• DATA IN THIS EXERCISE:
(begin)

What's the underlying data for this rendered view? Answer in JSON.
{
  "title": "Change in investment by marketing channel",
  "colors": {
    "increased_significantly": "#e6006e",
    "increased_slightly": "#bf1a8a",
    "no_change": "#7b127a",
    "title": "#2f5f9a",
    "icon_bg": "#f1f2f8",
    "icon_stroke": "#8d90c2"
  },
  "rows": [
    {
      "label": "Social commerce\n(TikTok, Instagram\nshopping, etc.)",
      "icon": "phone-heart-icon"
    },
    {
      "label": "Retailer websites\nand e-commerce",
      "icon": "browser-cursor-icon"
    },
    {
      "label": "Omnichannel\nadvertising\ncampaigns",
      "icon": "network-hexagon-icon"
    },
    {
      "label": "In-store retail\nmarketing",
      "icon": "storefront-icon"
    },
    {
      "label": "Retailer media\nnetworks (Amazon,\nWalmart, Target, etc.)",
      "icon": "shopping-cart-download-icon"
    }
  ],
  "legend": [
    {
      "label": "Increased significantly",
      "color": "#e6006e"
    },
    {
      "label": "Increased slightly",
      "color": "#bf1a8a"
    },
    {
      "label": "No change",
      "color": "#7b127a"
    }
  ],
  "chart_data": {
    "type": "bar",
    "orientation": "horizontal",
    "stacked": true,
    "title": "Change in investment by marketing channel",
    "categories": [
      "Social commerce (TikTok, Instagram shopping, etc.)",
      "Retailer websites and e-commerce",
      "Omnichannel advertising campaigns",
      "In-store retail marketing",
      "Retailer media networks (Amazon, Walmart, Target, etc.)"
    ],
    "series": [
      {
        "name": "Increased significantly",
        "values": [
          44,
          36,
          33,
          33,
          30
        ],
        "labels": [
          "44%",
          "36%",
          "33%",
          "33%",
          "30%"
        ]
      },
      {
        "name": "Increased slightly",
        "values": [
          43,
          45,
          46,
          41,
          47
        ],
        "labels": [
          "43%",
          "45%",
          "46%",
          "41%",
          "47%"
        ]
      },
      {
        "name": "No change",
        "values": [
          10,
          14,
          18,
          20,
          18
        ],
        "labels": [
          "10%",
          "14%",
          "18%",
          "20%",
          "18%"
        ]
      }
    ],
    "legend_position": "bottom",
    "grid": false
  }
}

(end)

• PROBLEM TO WORK ON:
All of the entries must be written out exactly as they stand.

• ANSWER TO THIS TASK:
What's the underlying data for this rendered view? Answer in JSON.
{
  "title": "Change in investment by marketing channel",
  "colors": {
    "increased_significantly": "#e6006e",
    "increased_slightly": "#bf1a8a",
    "no_change": "#7b127a",
    "title": "#2f5f9a",
    "icon_bg": "#f1f2f8",
    "icon_stroke": "#8d90c2"
  },
  "rows": [
    {
      "label": "Social commerce\n(TikTok, Instagram\nshopping, etc.)",
      "icon": "phone-heart-icon"
    },
    {
      "label": "Retailer websites\nand e-commerce",
      "icon": "browser-cursor-icon"
    },
    {
      "label": "Omnichannel\nadvertising\ncampaigns",
      "icon": "network-hexagon-icon"
    },
    {
      "label": "In-store retail\nmarketing",
      "icon": "storefront-icon"
    },
    {
      "label": "Retailer media\nnetworks (Amazon,\nWalmart, Target, etc.)",
      "icon": "shopping-cart-download-icon"
    }
  ],
  "legend": [
    {
      "label": "Increased significantly",
      "color": "#e6006e"
    },
    {
      "label": "Increased slightly",
      "color": "#bf1a8a"
    },
    {
      "label": "No change",
      "color": "#7b127a"
    }
  ],
  "chart_data": {
    "type": "bar",
    "orientation": "horizontal",
    "stacked": true,
    "title": "Change in investment by marketing channel",
    "categories": [
      "Social commerce (TikTok, Instagram shopping, etc.)",
      "Retailer websites and e-commerce",
      "Omnichannel advertising campaigns",
      "In-store retail marketing",
      "Retailer media networks (Amazon, Walmart, Target, etc.)"
    ],
    "series": [
      {
        "name": "Increased significantly",
        "values": [
          44,
          36,
          33,
          33,
          30
        ],
        "labels": [
          "44%",
          "36%",
          "33%",
          "33%",
          "30%"
        ]
      },
      {
        "name": "Increased slightly",
        "values": [
          43,
          45,
          46,
          41,
          47
        ],
        "labels": [
          "43%",
          "45%",
          "46%",
          "41%",
          "47%"
        ]
      },
      {
        "name": "No change",
        "values": [
          10,
          14,
          18,
          20,
          18
        ],
        "labels": [
          "10%",
          "14%",
          "18%",
          "20%",
          "18%"
        ]
      }
    ],
    "legend_position": "bottom",
    "grid": false
  }
}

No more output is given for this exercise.